** begin **

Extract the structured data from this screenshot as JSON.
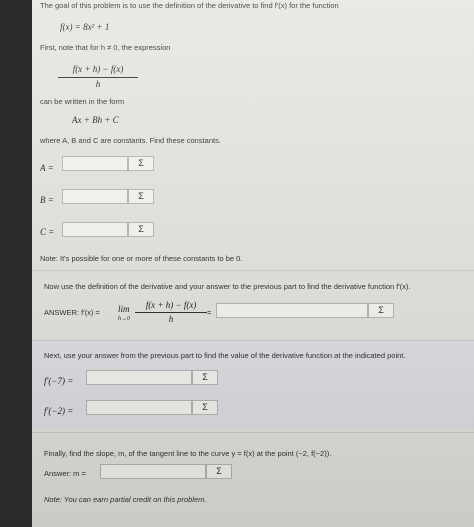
{
  "intro": "The goal of this problem is to use the definition of the derivative to find f'(x) for the function",
  "function_def": "f(x) = 8x² + 1",
  "first_note": "First, note that for h ≠ 0, the expression",
  "diff_quotient": {
    "numerator": "f(x + h) − f(x)",
    "denominator": "h"
  },
  "can_be_written": "can be written in the form",
  "form": "Ax + Bh + C",
  "where_text": "where A, B and C are constants. Find these constants.",
  "constants": [
    {
      "label": "A =",
      "value": ""
    },
    {
      "label": "B =",
      "value": ""
    },
    {
      "label": "C =",
      "value": ""
    }
  ],
  "sigma": "Σ",
  "note_zero": "Note: It's possible for one or more of these constants to be 0.",
  "now_use": "Now use the definition of the derivative and your answer to the previous part to find the derivative function f'(x).",
  "answer_label": "ANSWER: f'(x) =",
  "lim_label": "lim",
  "lim_sub": "h→0",
  "equals": "=",
  "derivative_value": "",
  "next_use": "Next, use your answer from the previous part to find the value of the derivative function at the indicated point.",
  "points": [
    {
      "label": "f'(−7) =",
      "value": ""
    },
    {
      "label": "f'(−2) =",
      "value": ""
    }
  ],
  "finally": "Finally, find the slope, m, of the tangent line to the curve y = f(x) at the point (−2, f(−2)).",
  "slope_label": "Answer: m =",
  "slope_value": "",
  "partial_note": "Note: You can earn partial credit on this problem."
}
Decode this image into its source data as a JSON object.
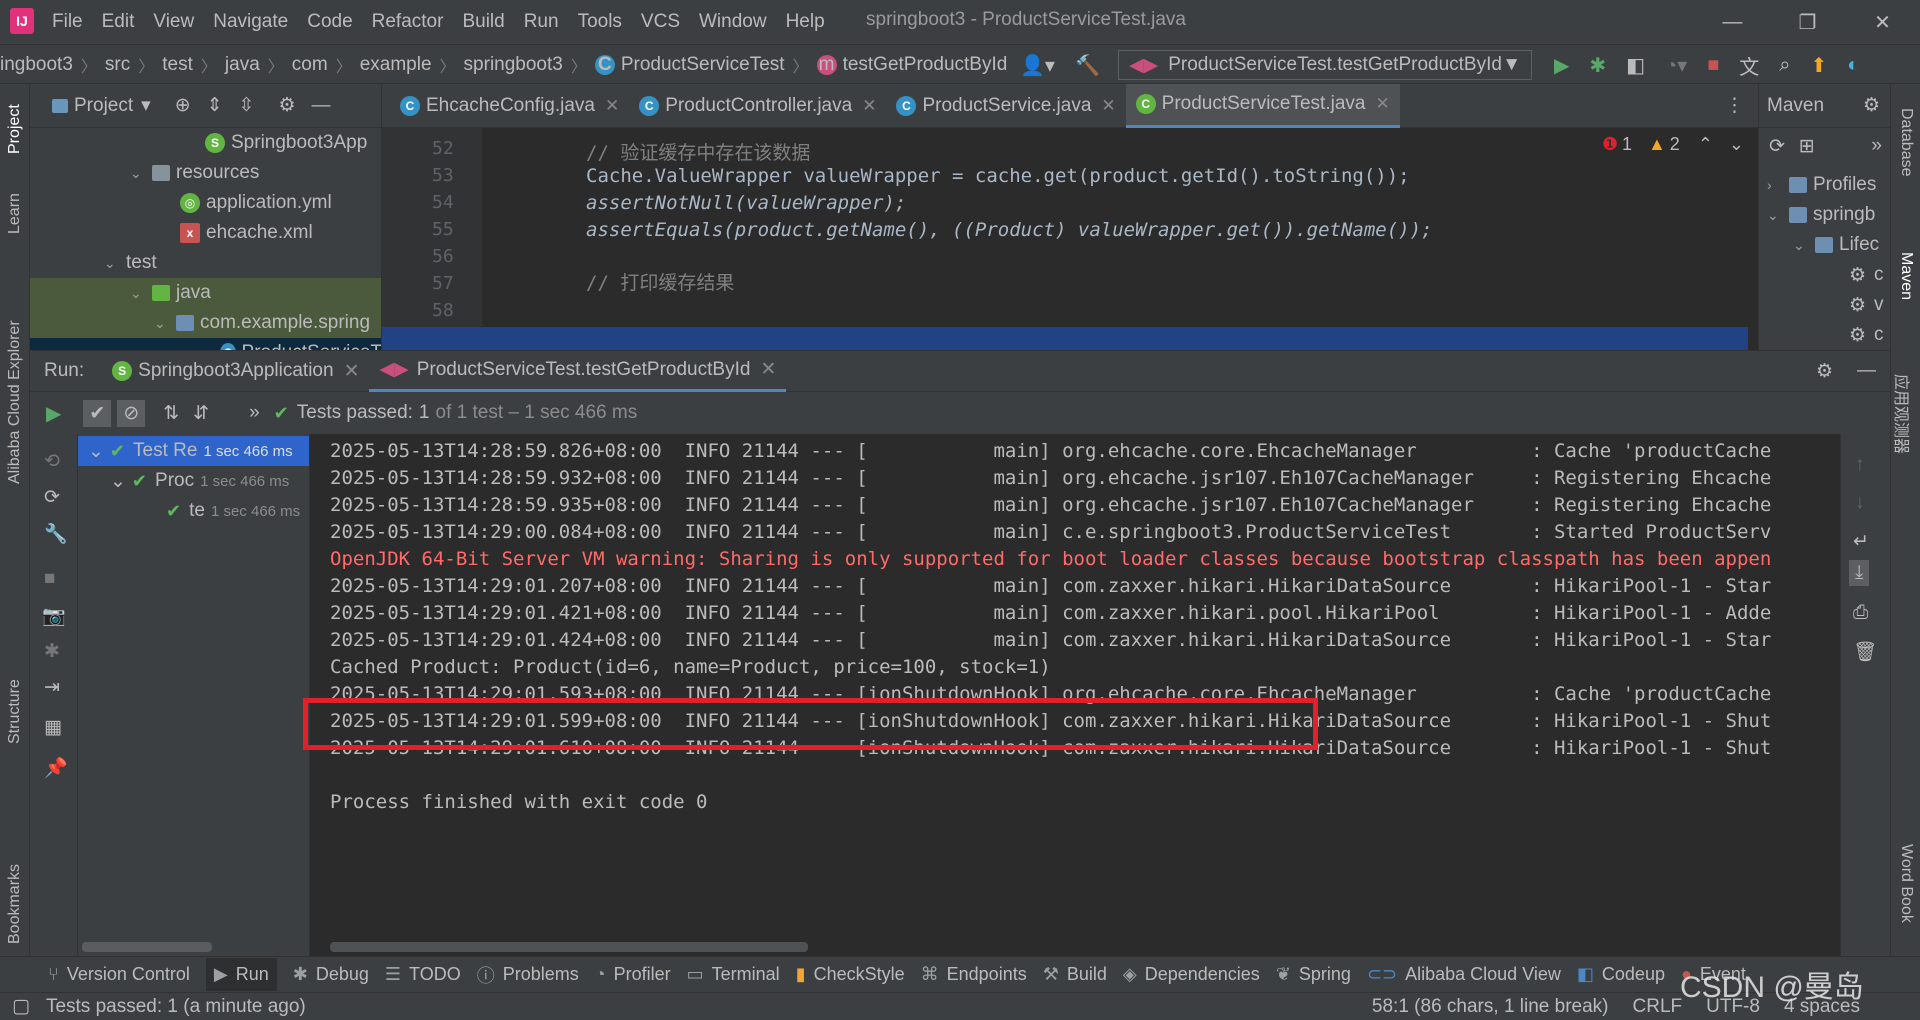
{
  "window": {
    "title": "springboot3 - ProductServiceTest.java",
    "menus": [
      "File",
      "Edit",
      "View",
      "Navigate",
      "Code",
      "Refactor",
      "Build",
      "Run",
      "Tools",
      "VCS",
      "Window",
      "Help"
    ],
    "controls": {
      "minimize": "—",
      "restore": "❐",
      "close": "✕"
    }
  },
  "breadcrumb": {
    "items": [
      "ingboot3",
      "src",
      "test",
      "java",
      "com",
      "example",
      "springboot3",
      "ProductServiceTest",
      "testGetProductById"
    ],
    "run_config": "ProductServiceTest.testGetProductById"
  },
  "left_strip": [
    "Project",
    "Learn",
    "Alibaba Cloud Explorer",
    "Structure",
    "Bookmarks"
  ],
  "right_strip": [
    "Database",
    "Maven",
    "应用观测器",
    "Word Book"
  ],
  "project": {
    "title": "Project",
    "tree": [
      {
        "label": "Springboot3App",
        "icon": "spring-icon"
      },
      {
        "label": "resources",
        "icon": "folder-icon"
      },
      {
        "label": "application.yml",
        "icon": "yml-icon"
      },
      {
        "label": "ehcache.xml",
        "icon": "xml-icon"
      },
      {
        "label": "test",
        "icon": "folder-icon"
      },
      {
        "label": "java",
        "icon": "folder-icon"
      },
      {
        "label": "com.example.spring",
        "icon": "package-icon"
      },
      {
        "label": "ProductServiceT",
        "icon": "class-icon"
      }
    ]
  },
  "editor": {
    "tabs": [
      "EhcacheConfig.java",
      "ProductController.java",
      "ProductService.java",
      "ProductServiceTest.java"
    ],
    "active_tab": "ProductServiceTest.java",
    "errors": "1",
    "warnings": "2",
    "lines": [
      {
        "num": "52",
        "text": ""
      },
      {
        "num": "53",
        "text": "// 验证缓存中存在该数据"
      },
      {
        "num": "54",
        "text": "Cache.ValueWrapper valueWrapper = cache.get(product.getId().toString());"
      },
      {
        "num": "55",
        "text": "assertNotNull(valueWrapper);"
      },
      {
        "num": "56",
        "text": "assertEquals(product.getName(), ((Product) valueWrapper.get()).getName());"
      },
      {
        "num": "57",
        "text": ""
      },
      {
        "num": "58",
        "text": "// 打印缓存结果"
      }
    ]
  },
  "maven": {
    "title": "Maven",
    "items": [
      "Profiles",
      "springb",
      "Lifec",
      "c",
      "v",
      "c"
    ]
  },
  "run": {
    "label": "Run:",
    "tabs": [
      "Springboot3Application",
      "ProductServiceTest.testGetProductById"
    ],
    "status_prefix": "Tests passed:",
    "status_count": "1",
    "status_rest": "of 1 test – 1 sec 466 ms",
    "test_tree": [
      {
        "label": "Test Re",
        "time": "1 sec 466 ms"
      },
      {
        "label": "Proc",
        "time": "1 sec 466 ms"
      },
      {
        "label": "te",
        "time": "1 sec 466 ms"
      }
    ],
    "console": [
      {
        "text": "2025-05-13T14:28:59.826+08:00  INFO 21144 --- [           main] org.ehcache.core.EhcacheManager          : Cache 'productCache",
        "type": "info"
      },
      {
        "text": "2025-05-13T14:28:59.932+08:00  INFO 21144 --- [           main] org.ehcache.jsr107.Eh107CacheManager     : Registering Ehcache",
        "type": "info"
      },
      {
        "text": "2025-05-13T14:28:59.935+08:00  INFO 21144 --- [           main] org.ehcache.jsr107.Eh107CacheManager     : Registering Ehcache",
        "type": "info"
      },
      {
        "text": "2025-05-13T14:29:00.084+08:00  INFO 21144 --- [           main] c.e.springboot3.ProductServiceTest       : Started ProductServ",
        "type": "info"
      },
      {
        "text": "OpenJDK 64-Bit Server VM warning: Sharing is only supported for boot loader classes because bootstrap classpath has been appen",
        "type": "err"
      },
      {
        "text": "2025-05-13T14:29:01.207+08:00  INFO 21144 --- [           main] com.zaxxer.hikari.HikariDataSource       : HikariPool-1 - Star",
        "type": "info"
      },
      {
        "text": "2025-05-13T14:29:01.421+08:00  INFO 21144 --- [           main] com.zaxxer.hikari.pool.HikariPool        : HikariPool-1 - Adde",
        "type": "info"
      },
      {
        "text": "2025-05-13T14:29:01.424+08:00  INFO 21144 --- [           main] com.zaxxer.hikari.HikariDataSource       : HikariPool-1 - Star",
        "type": "info"
      },
      {
        "text": "Cached Product: Product(id=6, name=Product, price=100, stock=1)",
        "type": "info"
      },
      {
        "text": "2025-05-13T14:29:01.593+08:00  INFO 21144 --- [ionShutdownHook] org.ehcache.core.EhcacheManager          : Cache 'productCache",
        "type": "info"
      },
      {
        "text": "2025-05-13T14:29:01.599+08:00  INFO 21144 --- [ionShutdownHook] com.zaxxer.hikari.HikariDataSource       : HikariPool-1 - Shut",
        "type": "info"
      },
      {
        "text": "2025-05-13T14:29:01.610+08:00  INFO 21144 --- [ionShutdownHook] com.zaxxer.hikari.HikariDataSource       : HikariPool-1 - Shut",
        "type": "info"
      },
      {
        "text": "",
        "type": "info"
      },
      {
        "text": "Process finished with exit code 0",
        "type": "info"
      }
    ]
  },
  "bottom_tools": [
    "Version Control",
    "Run",
    "Debug",
    "TODO",
    "Problems",
    "Profiler",
    "Terminal",
    "CheckStyle",
    "Endpoints",
    "Build",
    "Dependencies",
    "Spring",
    "Alibaba Cloud View",
    "Codeup",
    "Event"
  ],
  "status": {
    "message": "Tests passed: 1 (a minute ago)",
    "position": "58:1 (86 chars, 1 line break)",
    "line_sep": "CRLF",
    "encoding": "UTF-8",
    "indent": "4 spaces"
  },
  "watermark": "CSDN @曼岛",
  "colors": {
    "highlight": "#e0202a",
    "error_text": "#ff6b68",
    "pass": "#5fb85f",
    "accent": "#4a88c7"
  }
}
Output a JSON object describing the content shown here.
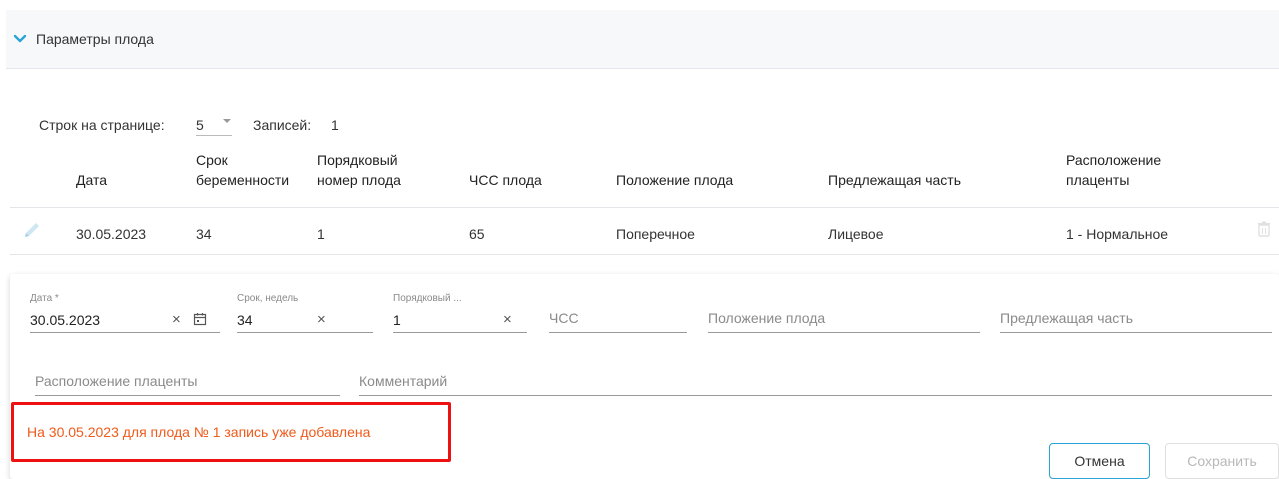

** end **

Drop the images and quote the entries word for word.

Extract the structured data from this screenshot as JSON.
{
  "intro": "The goal of this problem is to use the definition of the derivative to find f'(x) for the function",
  "function_def": "f(x) = 8x² + 1",
  "first_note": "First, note that for h ≠ 0, the expression",
  "diff_quotient": {
    "numerator": "f(x + h) − f(x)",
    "denominator": "h"
  },
  "can_be_written": "can be written in the form",
  "form": "Ax + Bh + C",
  "where_text": "where A, B and C are constants. Find these constants.",
  "constants": [
    {
      "label": "A =",
      "value": ""
    },
    {
      "label": "B =",
      "value": ""
    },
    {
      "label": "C =",
      "value": ""
    }
  ],
  "sigma": "Σ",
  "note_zero": "Note: It's possible for one or more of these constants to be 0.",
  "now_use": "Now use the definition of the derivative and your answer to the previous part to find the derivative function f'(x).",
  "answer_label": "ANSWER: f'(x) =",
  "lim_label": "lim",
  "lim_sub": "h→0",
  "equals": "=",
  "derivative_value": "",
  "next_use": "Next, use your answer from the previous part to find the value of the derivative function at the indicated point.",
  "points": [
    {
      "label": "f'(−7) =",
      "value": ""
    },
    {
      "label": "f'(−2) =",
      "value": ""
    }
  ],
  "finally": "Finally, find the slope, m, of the tangent line to the curve y = f(x) at the point (−2, f(−2)).",
  "slope_label": "Answer: m =",
  "slope_value": "",
  "partial_note": "Note: You can earn partial credit on this problem."
}
Decode this image into its source data as a JSON object.
{
  "window": {
    "title": "springboot3 - ProductServiceTest.java",
    "menus": [
      "File",
      "Edit",
      "View",
      "Navigate",
      "Code",
      "Refactor",
      "Build",
      "Run",
      "Tools",
      "VCS",
      "Window",
      "Help"
    ],
    "controls": {
      "minimize": "—",
      "restore": "❐",
      "close": "✕"
    }
  },
  "breadcrumb": {
    "items": [
      "ingboot3",
      "src",
      "test",
      "java",
      "com",
      "example",
      "springboot3",
      "ProductServiceTest",
      "testGetProductById"
    ],
    "run_config": "ProductServiceTest.testGetProductById"
  },
  "left_strip": [
    "Project",
    "Learn",
    "Alibaba Cloud Explorer",
    "Structure",
    "Bookmarks"
  ],
  "right_strip": [
    "Database",
    "Maven",
    "应用观测器",
    "Word Book"
  ],
  "project": {
    "title": "Project",
    "tree": [
      {
        "label": "Springboot3App",
        "icon": "spring-icon"
      },
      {
        "label": "resources",
        "icon": "folder-icon"
      },
      {
        "label": "application.yml",
        "icon": "yml-icon"
      },
      {
        "label": "ehcache.xml",
        "icon": "xml-icon"
      },
      {
        "label": "test",
        "icon": "folder-icon"
      },
      {
        "label": "java",
        "icon": "folder-icon"
      },
      {
        "label": "com.example.spring",
        "icon": "package-icon"
      },
      {
        "label": "ProductServiceT",
        "icon": "class-icon"
      }
    ]
  },
  "editor": {
    "tabs": [
      "EhcacheConfig.java",
      "ProductController.java",
      "ProductService.java",
      "ProductServiceTest.java"
    ],
    "active_tab": "ProductServiceTest.java",
    "errors": "1",
    "warnings": "2",
    "lines": [
      {
        "num": "52",
        "text": ""
      },
      {
        "num": "53",
        "text": "// 验证缓存中存在该数据"
      },
      {
        "num": "54",
        "text": "Cache.ValueWrapper valueWrapper = cache.get(product.getId().toString());"
      },
      {
        "num": "55",
        "text": "assertNotNull(valueWrapper);"
      },
      {
        "num": "56",
        "text": "assertEquals(product.getName(), ((Product) valueWrapper.get()).getName());"
      },
      {
        "num": "57",
        "text": ""
      },
      {
        "num": "58",
        "text": "// 打印缓存结果"
      }
    ]
  },
  "maven": {
    "title": "Maven",
    "items": [
      "Profiles",
      "springb",
      "Lifec",
      "c",
      "v",
      "c"
    ]
  },
  "run": {
    "label": "Run:",
    "tabs": [
      "Springboot3Application",
      "ProductServiceTest.testGetProductById"
    ],
    "status_prefix": "Tests passed:",
    "status_count": "1",
    "status_rest": "of 1 test – 1 sec 466 ms",
    "test_tree": [
      {
        "label": "Test Re",
        "time": "1 sec 466 ms"
      },
      {
        "label": "Proc",
        "time": "1 sec 466 ms"
      },
      {
        "label": "te",
        "time": "1 sec 466 ms"
      }
    ],
    "console": [
      {
        "text": "2025-05-13T14:28:59.826+08:00  INFO 21144 --- [           main] org.ehcache.core.EhcacheManager          : Cache 'productCache",
        "type": "info"
      },
      {
        "text": "2025-05-13T14:28:59.932+08:00  INFO 21144 --- [           main] org.ehcache.jsr107.Eh107CacheManager     : Registering Ehcache",
        "type": "info"
      },
      {
        "text": "2025-05-13T14:28:59.935+08:00  INFO 21144 --- [           main] org.ehcache.jsr107.Eh107CacheManager     : Registering Ehcache",
        "type": "info"
      },
      {
        "text": "2025-05-13T14:29:00.084+08:00  INFO 21144 --- [           main] c.e.springboot3.ProductServiceTest       : Started ProductServ",
        "type": "info"
      },
      {
        "text": "OpenJDK 64-Bit Server VM warning: Sharing is only supported for boot loader classes because bootstrap classpath has been appen",
        "type": "err"
      },
      {
        "text": "2025-05-13T14:29:01.207+08:00  INFO 21144 --- [           main] com.zaxxer.hikari.HikariDataSource       : HikariPool-1 - Star",
        "type": "info"
      },
      {
        "text": "2025-05-13T14:29:01.421+08:00  INFO 21144 --- [           main] com.zaxxer.hikari.pool.HikariPool        : HikariPool-1 - Adde",
        "type": "info"
      },
      {
        "text": "2025-05-13T14:29:01.424+08:00  INFO 21144 --- [           main] com.zaxxer.hikari.HikariDataSource       : HikariPool-1 - Star",
        "type": "info"
      },
      {
        "text": "Cached Product: Product(id=6, name=Product, price=100, stock=1)",
        "type": "info"
      },
      {
        "text": "2025-05-13T14:29:01.593+08:00  INFO 21144 --- [ionShutdownHook] org.ehcache.core.EhcacheManager          : Cache 'productCache",
        "type": "info"
      },
      {
        "text": "2025-05-13T14:29:01.599+08:00  INFO 21144 --- [ionShutdownHook] com.zaxxer.hikari.HikariDataSource       : HikariPool-1 - Shut",
        "type": "info"
      },
      {
        "text": "2025-05-13T14:29:01.610+08:00  INFO 21144 --- [ionShutdownHook] com.zaxxer.hikari.HikariDataSource       : HikariPool-1 - Shut",
        "type": "info"
      },
      {
        "text": "",
        "type": "info"
      },
      {
        "text": "Process finished with exit code 0",
        "type": "info"
      }
    ]
  },
  "bottom_tools": [
    "Version Control",
    "Run",
    "Debug",
    "TODO",
    "Problems",
    "Profiler",
    "Terminal",
    "CheckStyle",
    "Endpoints",
    "Build",
    "Dependencies",
    "Spring",
    "Alibaba Cloud View",
    "Codeup",
    "Event"
  ],
  "status": {
    "message": "Tests passed: 1 (a minute ago)",
    "position": "58:1 (86 chars, 1 line break)",
    "line_sep": "CRLF",
    "encoding": "UTF-8",
    "indent": "4 spaces"
  },
  "watermark": "CSDN @曼岛",
  "colors": {
    "highlight": "#e0202a",
    "error_text": "#ff6b68",
    "pass": "#5fb85f",
    "accent": "#4a88c7"
  }
}
Output a JSON object describing the content shown here.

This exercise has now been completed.